PROBLEM DETAILS — Extract every line below, verbatim.

DATA —
start
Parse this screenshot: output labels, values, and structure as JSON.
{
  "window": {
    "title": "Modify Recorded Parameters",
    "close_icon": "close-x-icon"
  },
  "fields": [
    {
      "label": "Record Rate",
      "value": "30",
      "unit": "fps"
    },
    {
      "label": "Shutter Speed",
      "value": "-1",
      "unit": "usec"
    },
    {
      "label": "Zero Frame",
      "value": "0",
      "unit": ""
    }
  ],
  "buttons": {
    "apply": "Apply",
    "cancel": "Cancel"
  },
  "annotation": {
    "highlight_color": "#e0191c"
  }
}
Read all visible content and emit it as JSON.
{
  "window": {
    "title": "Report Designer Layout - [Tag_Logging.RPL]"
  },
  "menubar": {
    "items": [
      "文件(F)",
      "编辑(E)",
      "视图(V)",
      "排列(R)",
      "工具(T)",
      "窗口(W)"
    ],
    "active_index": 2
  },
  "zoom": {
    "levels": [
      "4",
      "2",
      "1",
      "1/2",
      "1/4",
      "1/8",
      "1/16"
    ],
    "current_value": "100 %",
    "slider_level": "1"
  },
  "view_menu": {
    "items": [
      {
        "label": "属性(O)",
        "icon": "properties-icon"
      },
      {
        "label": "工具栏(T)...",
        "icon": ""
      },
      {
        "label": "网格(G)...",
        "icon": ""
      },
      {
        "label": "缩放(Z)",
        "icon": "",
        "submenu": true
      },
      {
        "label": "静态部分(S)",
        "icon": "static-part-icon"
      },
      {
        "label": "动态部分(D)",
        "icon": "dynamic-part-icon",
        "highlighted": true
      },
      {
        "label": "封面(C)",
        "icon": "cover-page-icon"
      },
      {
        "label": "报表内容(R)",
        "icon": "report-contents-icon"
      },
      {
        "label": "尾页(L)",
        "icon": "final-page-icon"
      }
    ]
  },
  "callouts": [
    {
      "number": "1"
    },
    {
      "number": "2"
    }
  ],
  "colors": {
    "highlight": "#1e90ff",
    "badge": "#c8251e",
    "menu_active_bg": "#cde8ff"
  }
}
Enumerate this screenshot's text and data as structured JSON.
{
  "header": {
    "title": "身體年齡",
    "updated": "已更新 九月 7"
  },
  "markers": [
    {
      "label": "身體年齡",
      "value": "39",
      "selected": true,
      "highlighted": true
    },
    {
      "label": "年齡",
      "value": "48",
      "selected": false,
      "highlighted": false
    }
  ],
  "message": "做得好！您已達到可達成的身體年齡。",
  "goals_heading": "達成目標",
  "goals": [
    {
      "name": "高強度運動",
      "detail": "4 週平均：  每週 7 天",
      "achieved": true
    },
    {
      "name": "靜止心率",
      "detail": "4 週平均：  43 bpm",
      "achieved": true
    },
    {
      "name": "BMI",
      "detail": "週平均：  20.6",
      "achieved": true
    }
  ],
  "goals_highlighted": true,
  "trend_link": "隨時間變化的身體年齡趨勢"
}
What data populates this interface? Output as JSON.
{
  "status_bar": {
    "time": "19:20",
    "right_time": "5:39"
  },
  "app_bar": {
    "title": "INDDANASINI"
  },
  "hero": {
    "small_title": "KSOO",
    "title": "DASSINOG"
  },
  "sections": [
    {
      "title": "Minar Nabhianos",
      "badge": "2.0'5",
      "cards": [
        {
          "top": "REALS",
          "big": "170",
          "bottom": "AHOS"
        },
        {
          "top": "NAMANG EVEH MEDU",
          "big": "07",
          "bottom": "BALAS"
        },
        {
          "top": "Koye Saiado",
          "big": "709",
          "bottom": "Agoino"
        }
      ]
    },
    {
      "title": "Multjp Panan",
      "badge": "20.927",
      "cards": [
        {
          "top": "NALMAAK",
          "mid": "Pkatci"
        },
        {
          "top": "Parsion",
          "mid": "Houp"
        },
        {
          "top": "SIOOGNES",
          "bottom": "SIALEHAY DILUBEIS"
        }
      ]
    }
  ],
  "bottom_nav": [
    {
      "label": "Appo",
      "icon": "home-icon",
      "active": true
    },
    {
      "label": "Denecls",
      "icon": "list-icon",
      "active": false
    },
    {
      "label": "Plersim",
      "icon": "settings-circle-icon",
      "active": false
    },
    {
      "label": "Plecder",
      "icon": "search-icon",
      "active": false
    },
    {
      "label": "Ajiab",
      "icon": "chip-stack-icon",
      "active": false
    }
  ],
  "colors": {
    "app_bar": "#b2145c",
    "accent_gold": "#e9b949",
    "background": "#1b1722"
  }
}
end
ANSWER TO THE EXERCISE —
Parse this screenshot: output labels, values, and structure as JSON.
{
  "window": {
    "title": "Modify Recorded Parameters",
    "close_icon": "close-x-icon"
  },
  "fields": [
    {
      "label": "Record Rate",
      "value": "30",
      "unit": "fps"
    },
    {
      "label": "Shutter Speed",
      "value": "-1",
      "unit": "usec"
    },
    {
      "label": "Zero Frame",
      "value": "0",
      "unit": ""
    }
  ],
  "buttons": {
    "apply": "Apply",
    "cancel": "Cancel"
  },
  "annotation": {
    "highlight_color": "#e0191c"
  }
}
Read all visible content and emit it as JSON.
{
  "window": {
    "title": "Report Designer Layout - [Tag_Logging.RPL]"
  },
  "menubar": {
    "items": [
      "文件(F)",
      "编辑(E)",
      "视图(V)",
      "排列(R)",
      "工具(T)",
      "窗口(W)"
    ],
    "active_index": 2
  },
  "zoom": {
    "levels": [
      "4",
      "2",
      "1",
      "1/2",
      "1/4",
      "1/8",
      "1/16"
    ],
    "current_value": "100 %",
    "slider_level": "1"
  },
  "view_menu": {
    "items": [
      {
        "label": "属性(O)",
        "icon": "properties-icon"
      },
      {
        "label": "工具栏(T)...",
        "icon": ""
      },
      {
        "label": "网格(G)...",
        "icon": ""
      },
      {
        "label": "缩放(Z)",
        "icon": "",
        "submenu": true
      },
      {
        "label": "静态部分(S)",
        "icon": "static-part-icon"
      },
      {
        "label": "动态部分(D)",
        "icon": "dynamic-part-icon",
        "highlighted": true
      },
      {
        "label": "封面(C)",
        "icon": "cover-page-icon"
      },
      {
        "label": "报表内容(R)",
        "icon": "report-contents-icon"
      },
      {
        "label": "尾页(L)",
        "icon": "final-page-icon"
      }
    ]
  },
  "callouts": [
    {
      "number": "1"
    },
    {
      "number": "2"
    }
  ],
  "colors": {
    "highlight": "#1e90ff",
    "badge": "#c8251e",
    "menu_active_bg": "#cde8ff"
  }
}
Enumerate this screenshot's text and data as structured JSON.
{
  "header": {
    "title": "身體年齡",
    "updated": "已更新 九月 7"
  },
  "markers": [
    {
      "label": "身體年齡",
      "value": "39",
      "selected": true,
      "highlighted": true
    },
    {
      "label": "年齡",
      "value": "48",
      "selected": false,
      "highlighted": false
    }
  ],
  "message": "做得好！您已達到可達成的身體年齡。",
  "goals_heading": "達成目標",
  "goals": [
    {
      "name": "高強度運動",
      "detail": "4 週平均：  每週 7 天",
      "achieved": true
    },
    {
      "name": "靜止心率",
      "detail": "4 週平均：  43 bpm",
      "achieved": true
    },
    {
      "name": "BMI",
      "detail": "週平均：  20.6",
      "achieved": true
    }
  ],
  "goals_highlighted": true,
  "trend_link": "隨時間變化的身體年齡趨勢"
}
What data populates this interface? Output as JSON.
{
  "status_bar": {
    "time": "19:20",
    "right_time": "5:39"
  },
  "app_bar": {
    "title": "INDDANASINI"
  },
  "hero": {
    "small_title": "KSOO",
    "title": "DASSINOG"
  },
  "sections": [
    {
      "title": "Minar Nabhianos",
      "badge": "2.0'5",
      "cards": [
        {
          "top": "REALS",
          "big": "170",
          "bottom": "AHOS"
        },
        {
          "top": "NAMANG EVEH MEDU",
          "big": "07",
          "bottom": "BALAS"
        },
        {
          "top": "Koye Saiado",
          "big": "709",
          "bottom": "Agoino"
        }
      ]
    },
    {
      "title": "Multjp Panan",
      "badge": "20.927",
      "cards": [
        {
          "top": "NALMAAK",
          "mid": "Pkatci"
        },
        {
          "top": "Parsion",
          "mid": "Houp"
        },
        {
          "top": "SIOOGNES",
          "bottom": "SIALEHAY DILUBEIS"
        }
      ]
    }
  ],
  "bottom_nav": [
    {
      "label": "Appo",
      "icon": "home-icon",
      "active": true
    },
    {
      "label": "Denecls",
      "icon": "list-icon",
      "active": false
    },
    {
      "label": "Plersim",
      "icon": "settings-circle-icon",
      "active": false
    },
    {
      "label": "Plecder",
      "icon": "search-icon",
      "active": false
    },
    {
      "label": "Ajiab",
      "icon": "chip-stack-icon",
      "active": false
    }
  ],
  "colors": {
    "app_bar": "#b2145c",
    "accent_gold": "#e9b949",
    "background": "#1b1722"
  }
}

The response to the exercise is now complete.